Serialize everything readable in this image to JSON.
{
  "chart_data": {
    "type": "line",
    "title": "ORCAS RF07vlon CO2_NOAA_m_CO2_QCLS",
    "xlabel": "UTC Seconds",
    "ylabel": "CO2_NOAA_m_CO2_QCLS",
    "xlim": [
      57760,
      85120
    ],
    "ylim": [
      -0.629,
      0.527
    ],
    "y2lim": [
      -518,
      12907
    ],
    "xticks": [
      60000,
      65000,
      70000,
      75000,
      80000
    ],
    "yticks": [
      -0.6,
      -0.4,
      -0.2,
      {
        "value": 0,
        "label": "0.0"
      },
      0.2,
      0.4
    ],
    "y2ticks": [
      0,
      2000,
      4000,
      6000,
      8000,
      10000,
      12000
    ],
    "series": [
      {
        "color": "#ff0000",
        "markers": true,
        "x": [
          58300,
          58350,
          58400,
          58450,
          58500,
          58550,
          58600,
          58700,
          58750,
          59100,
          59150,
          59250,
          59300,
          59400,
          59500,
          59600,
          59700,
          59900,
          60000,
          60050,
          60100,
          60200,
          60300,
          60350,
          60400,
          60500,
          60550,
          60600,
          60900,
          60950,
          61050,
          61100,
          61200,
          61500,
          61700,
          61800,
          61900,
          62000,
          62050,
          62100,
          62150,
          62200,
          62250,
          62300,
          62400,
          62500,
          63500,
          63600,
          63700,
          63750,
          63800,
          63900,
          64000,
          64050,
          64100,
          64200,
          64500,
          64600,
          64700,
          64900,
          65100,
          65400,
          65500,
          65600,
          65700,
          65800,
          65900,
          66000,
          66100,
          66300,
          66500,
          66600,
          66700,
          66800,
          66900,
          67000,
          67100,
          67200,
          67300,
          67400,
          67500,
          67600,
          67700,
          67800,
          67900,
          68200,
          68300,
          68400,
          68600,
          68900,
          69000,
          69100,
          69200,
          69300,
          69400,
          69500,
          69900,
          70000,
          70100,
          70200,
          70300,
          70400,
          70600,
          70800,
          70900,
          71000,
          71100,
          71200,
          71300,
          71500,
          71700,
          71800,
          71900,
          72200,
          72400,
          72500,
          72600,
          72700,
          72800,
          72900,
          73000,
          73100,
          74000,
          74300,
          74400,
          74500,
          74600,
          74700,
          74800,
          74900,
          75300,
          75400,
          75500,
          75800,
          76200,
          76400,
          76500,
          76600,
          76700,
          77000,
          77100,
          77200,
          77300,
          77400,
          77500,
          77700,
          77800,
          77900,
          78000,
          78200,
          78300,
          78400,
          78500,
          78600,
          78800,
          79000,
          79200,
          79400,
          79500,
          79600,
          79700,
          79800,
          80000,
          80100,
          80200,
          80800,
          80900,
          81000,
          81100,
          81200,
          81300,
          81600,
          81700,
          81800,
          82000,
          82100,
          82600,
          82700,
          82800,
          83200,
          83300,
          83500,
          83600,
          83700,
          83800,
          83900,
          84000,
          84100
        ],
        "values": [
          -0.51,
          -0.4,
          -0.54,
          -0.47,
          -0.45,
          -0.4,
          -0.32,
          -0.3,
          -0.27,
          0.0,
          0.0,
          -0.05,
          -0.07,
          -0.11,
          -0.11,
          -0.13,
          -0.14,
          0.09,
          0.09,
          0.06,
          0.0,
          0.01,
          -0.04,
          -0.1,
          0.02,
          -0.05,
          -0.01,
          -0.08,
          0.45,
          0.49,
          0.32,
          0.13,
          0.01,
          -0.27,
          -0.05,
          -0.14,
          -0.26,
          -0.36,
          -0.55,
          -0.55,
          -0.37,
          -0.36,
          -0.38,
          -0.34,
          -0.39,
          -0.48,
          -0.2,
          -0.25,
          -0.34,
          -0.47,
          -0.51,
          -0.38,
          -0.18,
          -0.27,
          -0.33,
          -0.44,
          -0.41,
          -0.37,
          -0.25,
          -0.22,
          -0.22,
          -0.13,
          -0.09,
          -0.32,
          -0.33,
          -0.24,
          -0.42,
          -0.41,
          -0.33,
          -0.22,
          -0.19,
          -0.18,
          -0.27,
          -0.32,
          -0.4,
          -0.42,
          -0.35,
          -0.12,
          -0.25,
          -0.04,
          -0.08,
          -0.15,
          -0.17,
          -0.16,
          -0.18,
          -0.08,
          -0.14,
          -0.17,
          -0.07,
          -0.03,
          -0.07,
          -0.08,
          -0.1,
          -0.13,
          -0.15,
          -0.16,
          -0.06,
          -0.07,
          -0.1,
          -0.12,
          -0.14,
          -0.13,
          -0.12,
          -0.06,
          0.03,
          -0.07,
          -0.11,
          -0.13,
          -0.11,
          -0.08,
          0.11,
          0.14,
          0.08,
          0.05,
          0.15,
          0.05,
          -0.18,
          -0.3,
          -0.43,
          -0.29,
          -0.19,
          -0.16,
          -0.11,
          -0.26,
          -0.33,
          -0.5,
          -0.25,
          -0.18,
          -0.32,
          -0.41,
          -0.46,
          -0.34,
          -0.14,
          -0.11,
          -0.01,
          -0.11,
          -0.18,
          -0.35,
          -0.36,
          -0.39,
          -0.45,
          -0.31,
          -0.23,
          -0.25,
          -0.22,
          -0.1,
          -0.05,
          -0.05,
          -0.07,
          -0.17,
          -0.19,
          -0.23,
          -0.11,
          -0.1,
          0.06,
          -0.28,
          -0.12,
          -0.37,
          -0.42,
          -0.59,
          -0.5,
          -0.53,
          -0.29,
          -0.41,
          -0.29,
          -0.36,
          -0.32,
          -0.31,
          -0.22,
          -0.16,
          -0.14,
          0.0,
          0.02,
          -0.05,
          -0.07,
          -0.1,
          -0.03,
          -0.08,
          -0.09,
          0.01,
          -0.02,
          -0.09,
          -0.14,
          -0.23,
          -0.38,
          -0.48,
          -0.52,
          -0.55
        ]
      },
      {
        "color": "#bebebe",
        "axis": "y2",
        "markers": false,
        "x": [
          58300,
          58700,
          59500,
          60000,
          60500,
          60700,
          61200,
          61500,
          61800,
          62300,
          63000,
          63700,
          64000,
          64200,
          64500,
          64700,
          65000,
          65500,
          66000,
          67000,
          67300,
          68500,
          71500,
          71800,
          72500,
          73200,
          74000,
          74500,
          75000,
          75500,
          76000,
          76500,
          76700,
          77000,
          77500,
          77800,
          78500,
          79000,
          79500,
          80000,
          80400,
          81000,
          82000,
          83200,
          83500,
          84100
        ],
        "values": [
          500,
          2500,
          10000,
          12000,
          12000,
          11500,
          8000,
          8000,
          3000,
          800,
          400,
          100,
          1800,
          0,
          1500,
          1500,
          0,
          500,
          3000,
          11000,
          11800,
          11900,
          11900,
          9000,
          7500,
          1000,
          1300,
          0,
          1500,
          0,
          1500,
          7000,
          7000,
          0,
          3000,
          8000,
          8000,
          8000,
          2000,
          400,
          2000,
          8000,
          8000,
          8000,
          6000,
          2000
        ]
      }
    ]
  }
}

- - -

* [The task]: Above are the records; retype every one exactly.

* [Finished answer]:
Serialize everything readable in this image to JSON.
{
  "chart_data": {
    "type": "line",
    "title": "ORCAS RF07vlon CO2_NOAA_m_CO2_QCLS",
    "xlabel": "UTC Seconds",
    "ylabel": "CO2_NOAA_m_CO2_QCLS",
    "xlim": [
      57760,
      85120
    ],
    "ylim": [
      -0.629,
      0.527
    ],
    "y2lim": [
      -518,
      12907
    ],
    "xticks": [
      60000,
      65000,
      70000,
      75000,
      80000
    ],
    "yticks": [
      -0.6,
      -0.4,
      -0.2,
      {
        "value": 0,
        "label": "0.0"
      },
      0.2,
      0.4
    ],
    "y2ticks": [
      0,
      2000,
      4000,
      6000,
      8000,
      10000,
      12000
    ],
    "series": [
      {
        "color": "#ff0000",
        "markers": true,
        "x": [
          58300,
          58350,
          58400,
          58450,
          58500,
          58550,
          58600,
          58700,
          58750,
          59100,
          59150,
          59250,
          59300,
          59400,
          59500,
          59600,
          59700,
          59900,
          60000,
          60050,
          60100,
          60200,
          60300,
          60350,
          60400,
          60500,
          60550,
          60600,
          60900,
          60950,
          61050,
          61100,
          61200,
          61500,
          61700,
          61800,
          61900,
          62000,
          62050,
          62100,
          62150,
          62200,
          62250,
          62300,
          62400,
          62500,
          63500,
          63600,
          63700,
          63750,
          63800,
          63900,
          64000,
          64050,
          64100,
          64200,
          64500,
          64600,
          64700,
          64900,
          65100,
          65400,
          65500,
          65600,
          65700,
          65800,
          65900,
          66000,
          66100,
          66300,
          66500,
          66600,
          66700,
          66800,
          66900,
          67000,
          67100,
          67200,
          67300,
          67400,
          67500,
          67600,
          67700,
          67800,
          67900,
          68200,
          68300,
          68400,
          68600,
          68900,
          69000,
          69100,
          69200,
          69300,
          69400,
          69500,
          69900,
          70000,
          70100,
          70200,
          70300,
          70400,
          70600,
          70800,
          70900,
          71000,
          71100,
          71200,
          71300,
          71500,
          71700,
          71800,
          71900,
          72200,
          72400,
          72500,
          72600,
          72700,
          72800,
          72900,
          73000,
          73100,
          74000,
          74300,
          74400,
          74500,
          74600,
          74700,
          74800,
          74900,
          75300,
          75400,
          75500,
          75800,
          76200,
          76400,
          76500,
          76600,
          76700,
          77000,
          77100,
          77200,
          77300,
          77400,
          77500,
          77700,
          77800,
          77900,
          78000,
          78200,
          78300,
          78400,
          78500,
          78600,
          78800,
          79000,
          79200,
          79400,
          79500,
          79600,
          79700,
          79800,
          80000,
          80100,
          80200,
          80800,
          80900,
          81000,
          81100,
          81200,
          81300,
          81600,
          81700,
          81800,
          82000,
          82100,
          82600,
          82700,
          82800,
          83200,
          83300,
          83500,
          83600,
          83700,
          83800,
          83900,
          84000,
          84100
        ],
        "values": [
          -0.51,
          -0.4,
          -0.54,
          -0.47,
          -0.45,
          -0.4,
          -0.32,
          -0.3,
          -0.27,
          0.0,
          0.0,
          -0.05,
          -0.07,
          -0.11,
          -0.11,
          -0.13,
          -0.14,
          0.09,
          0.09,
          0.06,
          0.0,
          0.01,
          -0.04,
          -0.1,
          0.02,
          -0.05,
          -0.01,
          -0.08,
          0.45,
          0.49,
          0.32,
          0.13,
          0.01,
          -0.27,
          -0.05,
          -0.14,
          -0.26,
          -0.36,
          -0.55,
          -0.55,
          -0.37,
          -0.36,
          -0.38,
          -0.34,
          -0.39,
          -0.48,
          -0.2,
          -0.25,
          -0.34,
          -0.47,
          -0.51,
          -0.38,
          -0.18,
          -0.27,
          -0.33,
          -0.44,
          -0.41,
          -0.37,
          -0.25,
          -0.22,
          -0.22,
          -0.13,
          -0.09,
          -0.32,
          -0.33,
          -0.24,
          -0.42,
          -0.41,
          -0.33,
          -0.22,
          -0.19,
          -0.18,
          -0.27,
          -0.32,
          -0.4,
          -0.42,
          -0.35,
          -0.12,
          -0.25,
          -0.04,
          -0.08,
          -0.15,
          -0.17,
          -0.16,
          -0.18,
          -0.08,
          -0.14,
          -0.17,
          -0.07,
          -0.03,
          -0.07,
          -0.08,
          -0.1,
          -0.13,
          -0.15,
          -0.16,
          -0.06,
          -0.07,
          -0.1,
          -0.12,
          -0.14,
          -0.13,
          -0.12,
          -0.06,
          0.03,
          -0.07,
          -0.11,
          -0.13,
          -0.11,
          -0.08,
          0.11,
          0.14,
          0.08,
          0.05,
          0.15,
          0.05,
          -0.18,
          -0.3,
          -0.43,
          -0.29,
          -0.19,
          -0.16,
          -0.11,
          -0.26,
          -0.33,
          -0.5,
          -0.25,
          -0.18,
          -0.32,
          -0.41,
          -0.46,
          -0.34,
          -0.14,
          -0.11,
          -0.01,
          -0.11,
          -0.18,
          -0.35,
          -0.36,
          -0.39,
          -0.45,
          -0.31,
          -0.23,
          -0.25,
          -0.22,
          -0.1,
          -0.05,
          -0.05,
          -0.07,
          -0.17,
          -0.19,
          -0.23,
          -0.11,
          -0.1,
          0.06,
          -0.28,
          -0.12,
          -0.37,
          -0.42,
          -0.59,
          -0.5,
          -0.53,
          -0.29,
          -0.41,
          -0.29,
          -0.36,
          -0.32,
          -0.31,
          -0.22,
          -0.16,
          -0.14,
          0.0,
          0.02,
          -0.05,
          -0.07,
          -0.1,
          -0.03,
          -0.08,
          -0.09,
          0.01,
          -0.02,
          -0.09,
          -0.14,
          -0.23,
          -0.38,
          -0.48,
          -0.52,
          -0.55
        ]
      },
      {
        "color": "#bebebe",
        "axis": "y2",
        "markers": false,
        "x": [
          58300,
          58700,
          59500,
          60000,
          60500,
          60700,
          61200,
          61500,
          61800,
          62300,
          63000,
          63700,
          64000,
          64200,
          64500,
          64700,
          65000,
          65500,
          66000,
          67000,
          67300,
          68500,
          71500,
          71800,
          72500,
          73200,
          74000,
          74500,
          75000,
          75500,
          76000,
          76500,
          76700,
          77000,
          77500,
          77800,
          78500,
          79000,
          79500,
          80000,
          80400,
          81000,
          82000,
          83200,
          83500,
          84100
        ],
        "values": [
          500,
          2500,
          10000,
          12000,
          12000,
          11500,
          8000,
          8000,
          3000,
          800,
          400,
          100,
          1800,
          0,
          1500,
          1500,
          0,
          500,
          3000,
          11000,
          11800,
          11900,
          11900,
          9000,
          7500,
          1000,
          1300,
          0,
          1500,
          0,
          1500,
          7000,
          7000,
          0,
          3000,
          8000,
          8000,
          8000,
          2000,
          400,
          2000,
          8000,
          8000,
          8000,
          6000,
          2000
        ]
      }
    ]
  }
}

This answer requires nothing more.